Figure content listings
○ ○ ○ ○ ○ ○ ○

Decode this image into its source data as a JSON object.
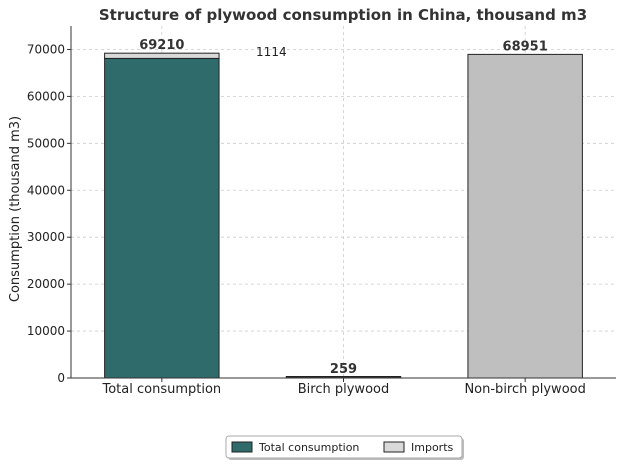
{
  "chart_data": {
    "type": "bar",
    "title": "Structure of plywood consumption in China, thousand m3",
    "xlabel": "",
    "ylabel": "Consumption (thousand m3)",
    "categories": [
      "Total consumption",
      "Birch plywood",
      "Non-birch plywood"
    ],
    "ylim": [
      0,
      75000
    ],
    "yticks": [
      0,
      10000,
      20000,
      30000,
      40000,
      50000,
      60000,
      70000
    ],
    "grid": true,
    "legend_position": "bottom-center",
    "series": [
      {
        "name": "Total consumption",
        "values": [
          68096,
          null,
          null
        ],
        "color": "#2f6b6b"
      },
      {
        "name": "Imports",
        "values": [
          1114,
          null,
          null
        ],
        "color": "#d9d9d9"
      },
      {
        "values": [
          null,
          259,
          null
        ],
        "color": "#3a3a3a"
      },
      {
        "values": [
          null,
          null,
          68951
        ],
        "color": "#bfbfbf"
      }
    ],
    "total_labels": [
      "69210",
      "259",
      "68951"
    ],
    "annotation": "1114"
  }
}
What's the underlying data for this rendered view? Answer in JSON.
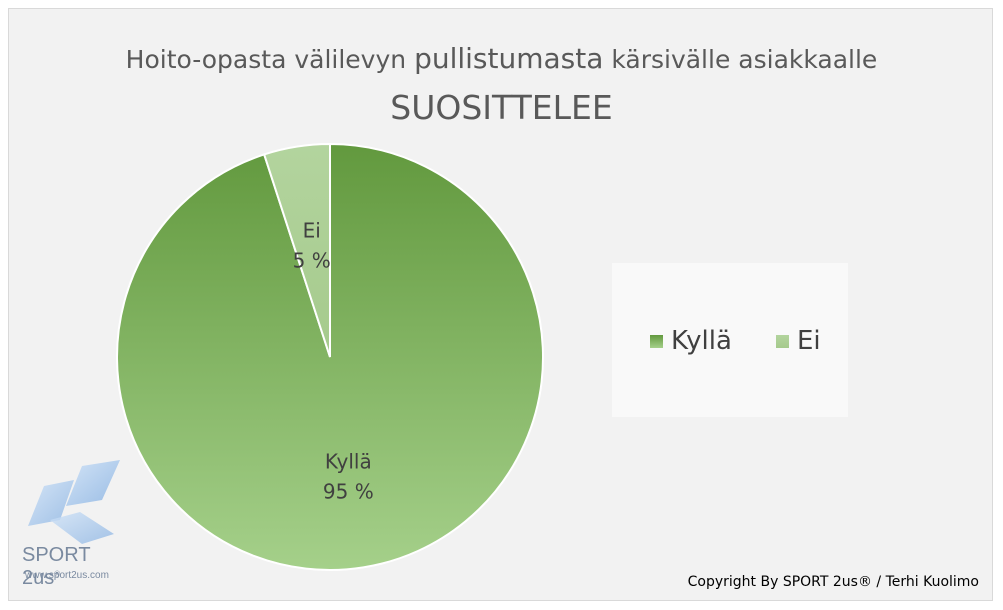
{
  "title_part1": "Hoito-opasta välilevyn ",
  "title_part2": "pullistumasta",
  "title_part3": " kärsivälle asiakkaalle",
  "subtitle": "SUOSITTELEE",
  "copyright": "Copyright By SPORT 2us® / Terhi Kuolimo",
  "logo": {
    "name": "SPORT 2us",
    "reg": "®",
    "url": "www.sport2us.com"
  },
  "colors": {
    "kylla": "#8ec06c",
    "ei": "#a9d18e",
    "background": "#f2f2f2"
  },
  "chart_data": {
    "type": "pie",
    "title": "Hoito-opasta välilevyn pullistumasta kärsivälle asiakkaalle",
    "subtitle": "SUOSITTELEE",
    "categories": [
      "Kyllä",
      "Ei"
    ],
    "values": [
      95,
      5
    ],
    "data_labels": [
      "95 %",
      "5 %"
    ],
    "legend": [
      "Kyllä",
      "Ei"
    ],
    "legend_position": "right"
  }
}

○ ○ ○ ○ ○ ○ ○

Copy out each line that contains the word "name".

        "name": "Total consumption",
        "name": "Imports",
    "name": "SPORT 2us",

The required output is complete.